DATASET CONTENT:
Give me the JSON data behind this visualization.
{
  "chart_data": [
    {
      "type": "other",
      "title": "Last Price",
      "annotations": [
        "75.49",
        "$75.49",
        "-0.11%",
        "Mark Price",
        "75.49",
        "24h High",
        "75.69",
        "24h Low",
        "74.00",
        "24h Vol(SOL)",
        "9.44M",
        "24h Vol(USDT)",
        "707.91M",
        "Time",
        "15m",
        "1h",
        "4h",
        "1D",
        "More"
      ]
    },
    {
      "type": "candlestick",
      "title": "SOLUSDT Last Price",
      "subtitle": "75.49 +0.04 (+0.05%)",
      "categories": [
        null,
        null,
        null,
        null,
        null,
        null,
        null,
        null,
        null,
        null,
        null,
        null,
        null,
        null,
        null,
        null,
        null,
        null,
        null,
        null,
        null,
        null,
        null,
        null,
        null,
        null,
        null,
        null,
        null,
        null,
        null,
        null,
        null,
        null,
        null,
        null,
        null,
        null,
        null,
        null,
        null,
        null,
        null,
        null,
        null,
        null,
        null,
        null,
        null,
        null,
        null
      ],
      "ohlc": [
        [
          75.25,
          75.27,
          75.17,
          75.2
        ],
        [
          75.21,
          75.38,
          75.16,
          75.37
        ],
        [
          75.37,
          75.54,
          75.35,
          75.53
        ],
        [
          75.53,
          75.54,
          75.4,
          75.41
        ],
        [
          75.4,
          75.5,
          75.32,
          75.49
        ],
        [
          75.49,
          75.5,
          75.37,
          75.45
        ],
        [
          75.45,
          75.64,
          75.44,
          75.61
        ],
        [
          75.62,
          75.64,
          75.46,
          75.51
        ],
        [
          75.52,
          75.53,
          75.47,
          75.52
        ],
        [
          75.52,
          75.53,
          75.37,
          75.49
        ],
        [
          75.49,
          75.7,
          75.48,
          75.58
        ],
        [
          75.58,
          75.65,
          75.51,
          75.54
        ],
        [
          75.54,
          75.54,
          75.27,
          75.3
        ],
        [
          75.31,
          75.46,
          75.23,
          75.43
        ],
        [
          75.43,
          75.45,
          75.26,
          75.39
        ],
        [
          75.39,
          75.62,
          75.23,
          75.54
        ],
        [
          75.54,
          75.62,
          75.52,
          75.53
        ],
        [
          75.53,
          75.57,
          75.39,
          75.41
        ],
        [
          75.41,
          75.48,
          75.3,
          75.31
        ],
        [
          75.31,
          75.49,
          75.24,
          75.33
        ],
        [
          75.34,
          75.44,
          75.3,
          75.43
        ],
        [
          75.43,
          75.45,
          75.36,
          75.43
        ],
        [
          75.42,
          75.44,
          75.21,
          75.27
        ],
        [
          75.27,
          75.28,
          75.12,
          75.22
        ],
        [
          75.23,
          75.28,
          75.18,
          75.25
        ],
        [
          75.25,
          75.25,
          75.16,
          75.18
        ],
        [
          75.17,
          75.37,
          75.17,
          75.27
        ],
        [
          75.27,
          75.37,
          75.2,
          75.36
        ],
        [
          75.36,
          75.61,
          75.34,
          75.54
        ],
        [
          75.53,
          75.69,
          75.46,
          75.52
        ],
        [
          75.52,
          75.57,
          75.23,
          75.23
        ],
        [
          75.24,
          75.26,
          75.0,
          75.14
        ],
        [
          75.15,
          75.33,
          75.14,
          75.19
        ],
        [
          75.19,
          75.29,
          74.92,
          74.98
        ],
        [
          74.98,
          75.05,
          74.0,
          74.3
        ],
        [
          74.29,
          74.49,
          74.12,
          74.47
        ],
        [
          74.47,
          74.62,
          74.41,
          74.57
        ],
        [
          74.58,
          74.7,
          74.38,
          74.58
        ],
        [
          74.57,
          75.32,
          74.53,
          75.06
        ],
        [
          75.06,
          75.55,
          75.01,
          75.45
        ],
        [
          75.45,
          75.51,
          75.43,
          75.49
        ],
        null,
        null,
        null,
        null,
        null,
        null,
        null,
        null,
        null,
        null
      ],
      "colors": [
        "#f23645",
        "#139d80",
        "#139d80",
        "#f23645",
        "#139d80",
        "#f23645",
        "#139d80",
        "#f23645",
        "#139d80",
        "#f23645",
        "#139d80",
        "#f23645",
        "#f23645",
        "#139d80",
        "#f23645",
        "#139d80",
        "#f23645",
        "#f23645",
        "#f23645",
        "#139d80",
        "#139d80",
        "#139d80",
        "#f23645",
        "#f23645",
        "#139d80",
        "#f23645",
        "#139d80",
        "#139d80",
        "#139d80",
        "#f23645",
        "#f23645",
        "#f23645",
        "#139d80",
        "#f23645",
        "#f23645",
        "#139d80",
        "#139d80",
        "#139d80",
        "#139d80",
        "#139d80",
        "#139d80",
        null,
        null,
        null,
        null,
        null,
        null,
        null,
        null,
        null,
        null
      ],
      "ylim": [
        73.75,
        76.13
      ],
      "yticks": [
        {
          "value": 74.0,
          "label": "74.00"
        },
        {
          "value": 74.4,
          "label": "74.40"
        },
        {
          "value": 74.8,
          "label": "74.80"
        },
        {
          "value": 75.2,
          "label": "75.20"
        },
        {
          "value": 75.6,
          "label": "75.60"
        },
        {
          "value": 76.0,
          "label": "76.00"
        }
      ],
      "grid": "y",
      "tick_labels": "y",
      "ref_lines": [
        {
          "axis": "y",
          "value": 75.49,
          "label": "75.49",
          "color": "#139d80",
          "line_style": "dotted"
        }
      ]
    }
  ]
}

TASK STATEMENT: Where a line above includes "Last", copy that line.

OUTPUT OF THE EXERCISE:
      "title": "Last Price",
      "title": "SOLUSDT Last Price",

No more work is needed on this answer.